● **Stated exercise**
Reproduce exactly the final portion of the data: every line from the one containing "Transcribe the text in this document." through the last line, inclusive.

● **Dataset extract**
━━━━━━━━━━

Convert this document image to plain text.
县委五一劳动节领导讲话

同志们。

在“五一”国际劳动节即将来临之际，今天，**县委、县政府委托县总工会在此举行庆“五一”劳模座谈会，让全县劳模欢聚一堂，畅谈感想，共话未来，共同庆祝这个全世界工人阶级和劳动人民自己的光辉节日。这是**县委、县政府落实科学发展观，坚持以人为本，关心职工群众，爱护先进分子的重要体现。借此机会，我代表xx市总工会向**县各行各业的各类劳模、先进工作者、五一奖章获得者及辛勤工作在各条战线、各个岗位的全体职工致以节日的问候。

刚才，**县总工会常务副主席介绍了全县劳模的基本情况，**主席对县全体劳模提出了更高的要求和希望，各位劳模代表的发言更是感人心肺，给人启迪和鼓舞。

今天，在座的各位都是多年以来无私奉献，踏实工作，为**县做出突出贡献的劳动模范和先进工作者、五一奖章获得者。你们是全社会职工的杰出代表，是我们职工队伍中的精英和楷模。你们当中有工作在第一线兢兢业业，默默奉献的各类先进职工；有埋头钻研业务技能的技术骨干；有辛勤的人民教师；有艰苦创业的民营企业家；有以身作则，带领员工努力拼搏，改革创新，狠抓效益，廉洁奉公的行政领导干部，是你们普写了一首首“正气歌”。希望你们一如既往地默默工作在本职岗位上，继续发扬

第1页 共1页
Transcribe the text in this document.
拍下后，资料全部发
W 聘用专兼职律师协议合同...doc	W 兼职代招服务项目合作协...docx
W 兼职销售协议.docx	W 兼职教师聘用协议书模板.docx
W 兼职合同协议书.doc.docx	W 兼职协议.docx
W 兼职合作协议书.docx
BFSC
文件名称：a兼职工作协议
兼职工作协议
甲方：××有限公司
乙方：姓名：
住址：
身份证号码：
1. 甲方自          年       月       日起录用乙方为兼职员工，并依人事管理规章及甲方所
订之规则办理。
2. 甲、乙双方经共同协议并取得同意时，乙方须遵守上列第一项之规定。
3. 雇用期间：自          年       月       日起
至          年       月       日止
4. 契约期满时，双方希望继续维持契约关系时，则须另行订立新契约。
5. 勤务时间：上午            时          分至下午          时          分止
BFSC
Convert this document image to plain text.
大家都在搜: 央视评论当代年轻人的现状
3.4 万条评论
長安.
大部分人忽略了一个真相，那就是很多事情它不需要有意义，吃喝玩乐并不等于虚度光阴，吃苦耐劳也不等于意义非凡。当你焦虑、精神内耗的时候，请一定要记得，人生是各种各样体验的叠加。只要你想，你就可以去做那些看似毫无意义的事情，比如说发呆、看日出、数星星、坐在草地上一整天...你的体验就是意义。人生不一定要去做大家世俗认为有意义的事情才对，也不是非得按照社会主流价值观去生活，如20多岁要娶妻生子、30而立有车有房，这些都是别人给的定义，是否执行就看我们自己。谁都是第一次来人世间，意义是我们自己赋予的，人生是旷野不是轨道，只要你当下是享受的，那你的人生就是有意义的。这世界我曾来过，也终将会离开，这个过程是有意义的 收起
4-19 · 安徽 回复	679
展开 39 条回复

━━━━━━━━━━

● **Result of the task**
Transcribe the text in this document.
拍下后，资料全部发
W 聘用专兼职律师协议合同...doc	W 兼职代招服务项目合作协...docx
W 兼职销售协议.docx	W 兼职教师聘用协议书模板.docx
W 兼职合同协议书.doc.docx	W 兼职协议.docx
W 兼职合作协议书.docx
BFSC
文件名称：a兼职工作协议
兼职工作协议
甲方：××有限公司
乙方：姓名：
住址：
身份证号码：
1. 甲方自          年       月       日起录用乙方为兼职员工，并依人事管理规章及甲方所
订之规则办理。
2. 甲、乙双方经共同协议并取得同意时，乙方须遵守上列第一项之规定。
3. 雇用期间：自          年       月       日起
至          年       月       日止
4. 契约期满时，双方希望继续维持契约关系时，则须另行订立新契约。
5. 勤务时间：上午            时          分至下午          时          分止
BFSC
Convert this document image to plain text.
大家都在搜: 央视评论当代年轻人的现状
3.4 万条评论
長安.
大部分人忽略了一个真相，那就是很多事情它不需要有意义，吃喝玩乐并不等于虚度光阴，吃苦耐劳也不等于意义非凡。当你焦虑、精神内耗的时候，请一定要记得，人生是各种各样体验的叠加。只要你想，你就可以去做那些看似毫无意义的事情，比如说发呆、看日出、数星星、坐在草地上一整天...你的体验就是意义。人生不一定要去做大家世俗认为有意义的事情才对，也不是非得按照社会主流价值观去生活，如20多岁要娶妻生子、30而立有车有房，这些都是别人给的定义，是否执行就看我们自己。谁都是第一次来人世间，意义是我们自己赋予的，人生是旷野不是轨道，只要你当下是享受的，那你的人生就是有意义的。这世界我曾来过，也终将会离开，这个过程是有意义的 收起
4-19 · 安徽 回复	679
展开 39 条回复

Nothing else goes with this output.